TASK GOAL -
Without the pictures, return each record as it appears.

* start *

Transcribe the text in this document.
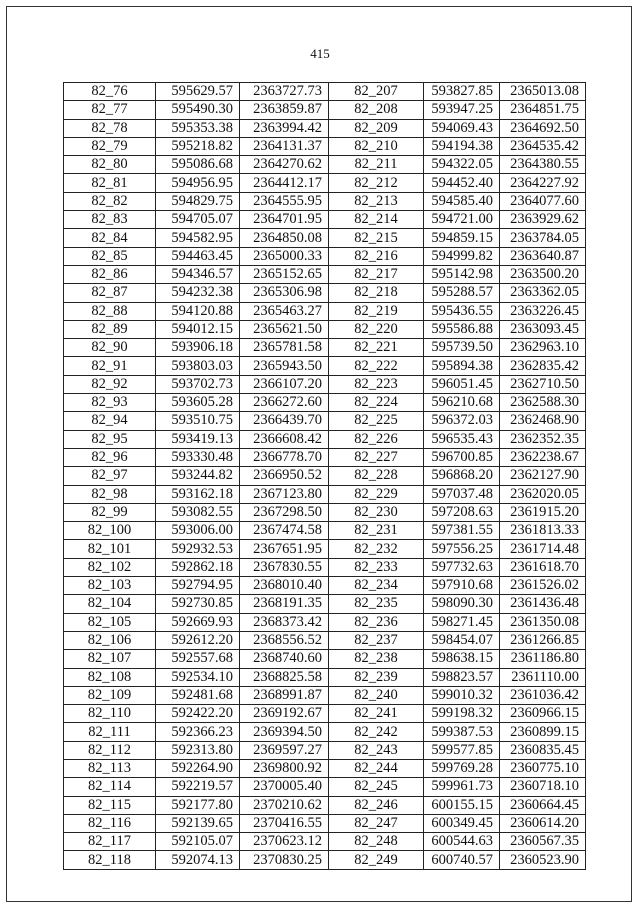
415
82_76	595629.57	2363727.73	82_207	593827.85	2365013.08
82_77	595490.30	2363859.87	82_208	593947.25	2364851.75
82_78	595353.38	2363994.42	82_209	594069.43	2364692.50
82_79	595218.82	2364131.37	82_210	594194.38	2364535.42
82_80	595086.68	2364270.62	82_211	594322.05	2364380.55
82_81	594956.95	2364412.17	82_212	594452.40	2364227.92
82_82	594829.75	2364555.95	82_213	594585.40	2364077.60
82_83	594705.07	2364701.95	82_214	594721.00	2363929.62
82_84	594582.95	2364850.08	82_215	594859.15	2363784.05
82_85	594463.45	2365000.33	82_216	594999.82	2363640.87
82_86	594346.57	2365152.65	82_217	595142.98	2363500.20
82_87	594232.38	2365306.98	82_218	595288.57	2363362.05
82_88	594120.88	2365463.27	82_219	595436.55	2363226.45
82_89	594012.15	2365621.50	82_220	595586.88	2363093.45
82_90	593906.18	2365781.58	82_221	595739.50	2362963.10
82_91	593803.03	2365943.50	82_222	595894.38	2362835.42
82_92	593702.73	2366107.20	82_223	596051.45	2362710.50
82_93	593605.28	2366272.60	82_224	596210.68	2362588.30
82_94	593510.75	2366439.70	82_225	596372.03	2362468.90
82_95	593419.13	2366608.42	82_226	596535.43	2362352.35
82_96	593330.48	2366778.70	82_227	596700.85	2362238.67
82_97	593244.82	2366950.52	82_228	596868.20	2362127.90
82_98	593162.18	2367123.80	82_229	597037.48	2362020.05
82_99	593082.55	2367298.50	82_230	597208.63	2361915.20
82_100	593006.00	2367474.58	82_231	597381.55	2361813.33
82_101	592932.53	2367651.95	82_232	597556.25	2361714.48
82_102	592862.18	2367830.55	82_233	597732.63	2361618.70
82_103	592794.95	2368010.40	82_234	597910.68	2361526.02
82_104	592730.85	2368191.35	82_235	598090.30	2361436.48
82_105	592669.93	2368373.42	82_236	598271.45	2361350.08
82_106	592612.20	2368556.52	82_237	598454.07	2361266.85
82_107	592557.68	2368740.60	82_238	598638.15	2361186.80
82_108	592534.10	2368825.58	82_239	598823.57	2361110.00
82_109	592481.68	2368991.87	82_240	599010.32	2361036.42
82_110	592422.20	2369192.67	82_241	599198.32	2360966.15
82_111	592366.23	2369394.50	82_242	599387.53	2360899.15
82_112	592313.80	2369597.27	82_243	599577.85	2360835.45
82_113	592264.90	2369800.92	82_244	599769.28	2360775.10
82_114	592219.57	2370005.40	82_245	599961.73	2360718.10
82_115	592177.80	2370210.62	82_246	600155.15	2360664.45
82_116	592139.65	2370416.55	82_247	600349.45	2360614.20
82_117	592105.07	2370623.12	82_248	600544.63	2360567.35
82_118	592074.13	2370830.25	82_249	600740.57	2360523.90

* end *

THE SOLUTION -
Transcribe the text in this document.
415
82_76	595629.57	2363727.73	82_207	593827.85	2365013.08
82_77	595490.30	2363859.87	82_208	593947.25	2364851.75
82_78	595353.38	2363994.42	82_209	594069.43	2364692.50
82_79	595218.82	2364131.37	82_210	594194.38	2364535.42
82_80	595086.68	2364270.62	82_211	594322.05	2364380.55
82_81	594956.95	2364412.17	82_212	594452.40	2364227.92
82_82	594829.75	2364555.95	82_213	594585.40	2364077.60
82_83	594705.07	2364701.95	82_214	594721.00	2363929.62
82_84	594582.95	2364850.08	82_215	594859.15	2363784.05
82_85	594463.45	2365000.33	82_216	594999.82	2363640.87
82_86	594346.57	2365152.65	82_217	595142.98	2363500.20
82_87	594232.38	2365306.98	82_218	595288.57	2363362.05
82_88	594120.88	2365463.27	82_219	595436.55	2363226.45
82_89	594012.15	2365621.50	82_220	595586.88	2363093.45
82_90	593906.18	2365781.58	82_221	595739.50	2362963.10
82_91	593803.03	2365943.50	82_222	595894.38	2362835.42
82_92	593702.73	2366107.20	82_223	596051.45	2362710.50
82_93	593605.28	2366272.60	82_224	596210.68	2362588.30
82_94	593510.75	2366439.70	82_225	596372.03	2362468.90
82_95	593419.13	2366608.42	82_226	596535.43	2362352.35
82_96	593330.48	2366778.70	82_227	596700.85	2362238.67
82_97	593244.82	2366950.52	82_228	596868.20	2362127.90
82_98	593162.18	2367123.80	82_229	597037.48	2362020.05
82_99	593082.55	2367298.50	82_230	597208.63	2361915.20
82_100	593006.00	2367474.58	82_231	597381.55	2361813.33
82_101	592932.53	2367651.95	82_232	597556.25	2361714.48
82_102	592862.18	2367830.55	82_233	597732.63	2361618.70
82_103	592794.95	2368010.40	82_234	597910.68	2361526.02
82_104	592730.85	2368191.35	82_235	598090.30	2361436.48
82_105	592669.93	2368373.42	82_236	598271.45	2361350.08
82_106	592612.20	2368556.52	82_237	598454.07	2361266.85
82_107	592557.68	2368740.60	82_238	598638.15	2361186.80
82_108	592534.10	2368825.58	82_239	598823.57	2361110.00
82_109	592481.68	2368991.87	82_240	599010.32	2361036.42
82_110	592422.20	2369192.67	82_241	599198.32	2360966.15
82_111	592366.23	2369394.50	82_242	599387.53	2360899.15
82_112	592313.80	2369597.27	82_243	599577.85	2360835.45
82_113	592264.90	2369800.92	82_244	599769.28	2360775.10
82_114	592219.57	2370005.40	82_245	599961.73	2360718.10
82_115	592177.80	2370210.62	82_246	600155.15	2360664.45
82_116	592139.65	2370416.55	82_247	600349.45	2360614.20
82_117	592105.07	2370623.12	82_248	600544.63	2360567.35
82_118	592074.13	2370830.25	82_249	600740.57	2360523.90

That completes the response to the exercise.